■ WHAT NEEDS TO BE DONE ■
Gather from the material every line that contains the string "triangle".

[Figure contents as structured data]
·····

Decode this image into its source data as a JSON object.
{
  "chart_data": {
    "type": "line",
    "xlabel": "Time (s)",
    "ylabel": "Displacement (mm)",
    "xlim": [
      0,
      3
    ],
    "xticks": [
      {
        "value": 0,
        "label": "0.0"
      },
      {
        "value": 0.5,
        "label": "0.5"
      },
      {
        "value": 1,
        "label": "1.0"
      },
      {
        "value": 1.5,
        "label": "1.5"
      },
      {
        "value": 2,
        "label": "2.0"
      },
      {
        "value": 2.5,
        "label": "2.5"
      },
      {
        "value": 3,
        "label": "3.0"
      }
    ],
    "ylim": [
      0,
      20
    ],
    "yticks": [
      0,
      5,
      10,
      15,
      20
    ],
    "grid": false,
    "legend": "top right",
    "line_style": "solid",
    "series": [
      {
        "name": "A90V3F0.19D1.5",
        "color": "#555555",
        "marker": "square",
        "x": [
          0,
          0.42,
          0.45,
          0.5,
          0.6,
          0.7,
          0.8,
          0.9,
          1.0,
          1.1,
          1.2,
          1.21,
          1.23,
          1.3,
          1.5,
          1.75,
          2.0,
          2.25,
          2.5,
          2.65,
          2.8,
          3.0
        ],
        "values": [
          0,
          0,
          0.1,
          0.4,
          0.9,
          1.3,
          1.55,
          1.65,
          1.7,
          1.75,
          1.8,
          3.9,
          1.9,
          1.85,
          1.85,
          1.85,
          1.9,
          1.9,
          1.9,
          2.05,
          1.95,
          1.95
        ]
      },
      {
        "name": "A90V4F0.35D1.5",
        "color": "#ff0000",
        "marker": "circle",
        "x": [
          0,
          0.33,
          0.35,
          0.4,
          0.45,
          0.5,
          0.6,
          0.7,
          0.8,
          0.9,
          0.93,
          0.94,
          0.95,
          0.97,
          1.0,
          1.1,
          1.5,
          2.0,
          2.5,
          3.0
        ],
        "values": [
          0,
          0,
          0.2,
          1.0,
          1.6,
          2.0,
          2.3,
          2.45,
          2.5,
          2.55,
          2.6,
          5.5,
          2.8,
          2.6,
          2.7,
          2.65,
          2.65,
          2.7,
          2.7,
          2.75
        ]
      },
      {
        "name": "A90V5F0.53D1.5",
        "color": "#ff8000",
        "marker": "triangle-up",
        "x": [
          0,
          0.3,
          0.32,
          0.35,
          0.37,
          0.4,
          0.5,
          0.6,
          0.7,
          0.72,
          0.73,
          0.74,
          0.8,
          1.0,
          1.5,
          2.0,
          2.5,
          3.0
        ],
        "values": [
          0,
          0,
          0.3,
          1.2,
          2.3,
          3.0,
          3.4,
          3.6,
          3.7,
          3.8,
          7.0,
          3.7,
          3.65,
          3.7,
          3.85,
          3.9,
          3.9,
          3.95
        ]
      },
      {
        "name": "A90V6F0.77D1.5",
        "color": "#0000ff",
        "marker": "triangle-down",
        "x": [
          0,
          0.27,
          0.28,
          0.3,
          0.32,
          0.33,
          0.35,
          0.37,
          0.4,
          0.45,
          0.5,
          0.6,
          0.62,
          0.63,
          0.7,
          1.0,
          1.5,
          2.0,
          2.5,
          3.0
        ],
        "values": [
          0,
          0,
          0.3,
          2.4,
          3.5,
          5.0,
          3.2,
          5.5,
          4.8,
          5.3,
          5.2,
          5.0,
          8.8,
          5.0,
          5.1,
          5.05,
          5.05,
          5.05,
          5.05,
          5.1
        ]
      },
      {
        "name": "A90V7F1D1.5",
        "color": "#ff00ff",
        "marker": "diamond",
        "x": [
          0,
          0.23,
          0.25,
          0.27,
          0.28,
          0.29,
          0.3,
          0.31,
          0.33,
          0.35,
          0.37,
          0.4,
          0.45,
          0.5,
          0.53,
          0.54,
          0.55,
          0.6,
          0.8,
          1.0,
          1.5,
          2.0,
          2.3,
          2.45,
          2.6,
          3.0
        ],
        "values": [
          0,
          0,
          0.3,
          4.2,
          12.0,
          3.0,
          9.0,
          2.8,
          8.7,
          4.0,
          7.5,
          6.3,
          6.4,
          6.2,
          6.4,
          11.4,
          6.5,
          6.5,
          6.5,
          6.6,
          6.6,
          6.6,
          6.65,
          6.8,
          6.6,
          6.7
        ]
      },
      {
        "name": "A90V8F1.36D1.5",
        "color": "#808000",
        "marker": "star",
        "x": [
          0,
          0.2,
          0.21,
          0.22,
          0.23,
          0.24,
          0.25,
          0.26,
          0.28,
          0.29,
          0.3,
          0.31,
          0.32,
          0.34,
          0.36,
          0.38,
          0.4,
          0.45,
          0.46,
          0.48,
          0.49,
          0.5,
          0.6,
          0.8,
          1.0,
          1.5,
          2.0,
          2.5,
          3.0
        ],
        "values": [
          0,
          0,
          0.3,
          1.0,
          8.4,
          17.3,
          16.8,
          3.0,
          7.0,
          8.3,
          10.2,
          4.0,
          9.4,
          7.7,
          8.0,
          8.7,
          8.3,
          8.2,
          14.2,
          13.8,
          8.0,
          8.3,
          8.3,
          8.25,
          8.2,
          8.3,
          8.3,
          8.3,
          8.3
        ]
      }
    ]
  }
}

·····

■ RESPONSE BELOW ■
        "marker": "triangle-up",
        "marker": "triangle-down",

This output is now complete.